(ENTRIES SUPPLIED):
□ □ □ □ □ □ □

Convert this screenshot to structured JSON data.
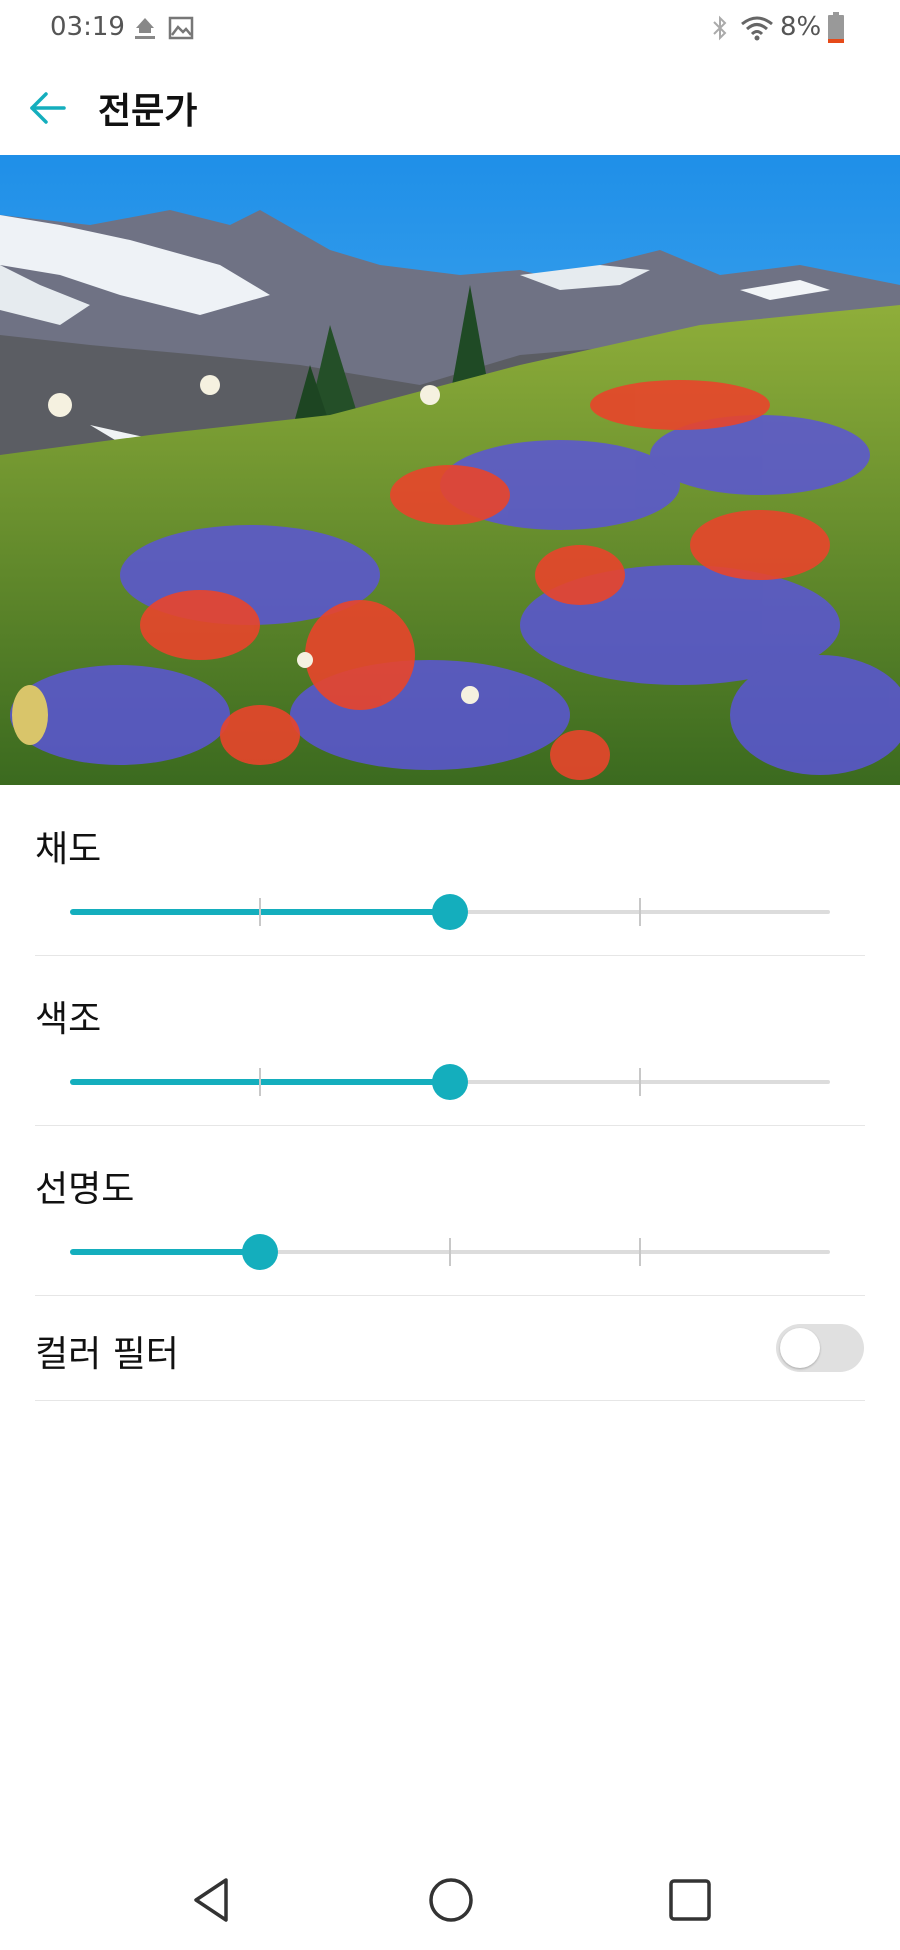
{
  "status_bar": {
    "time": "03:19",
    "upload_icon": "upload-icon",
    "gallery_icon": "image-icon",
    "bluetooth_icon": "bluetooth-icon",
    "wifi_icon": "wifi-icon",
    "battery_text": "8%",
    "battery_color": "#e64a19"
  },
  "app_bar": {
    "back_icon": "back-arrow-icon",
    "title": "전문가",
    "accent_color": "#14aebd"
  },
  "settings": {
    "saturation": {
      "label": "채도",
      "value": 0.5
    },
    "hue": {
      "label": "색조",
      "value": 0.5
    },
    "sharpness": {
      "label": "선명도",
      "value": 0.25
    },
    "color_filter": {
      "label": "컬러 필터",
      "enabled": false
    }
  },
  "nav_bar": {
    "back_icon": "nav-back-icon",
    "home_icon": "nav-home-icon",
    "recents_icon": "nav-recents-icon"
  }
}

□ □ □ □ □ □ □

Work out how many lines of the data above hold the word "icon", and write only the count.

(SOLUTION FOR THIS TASK): 8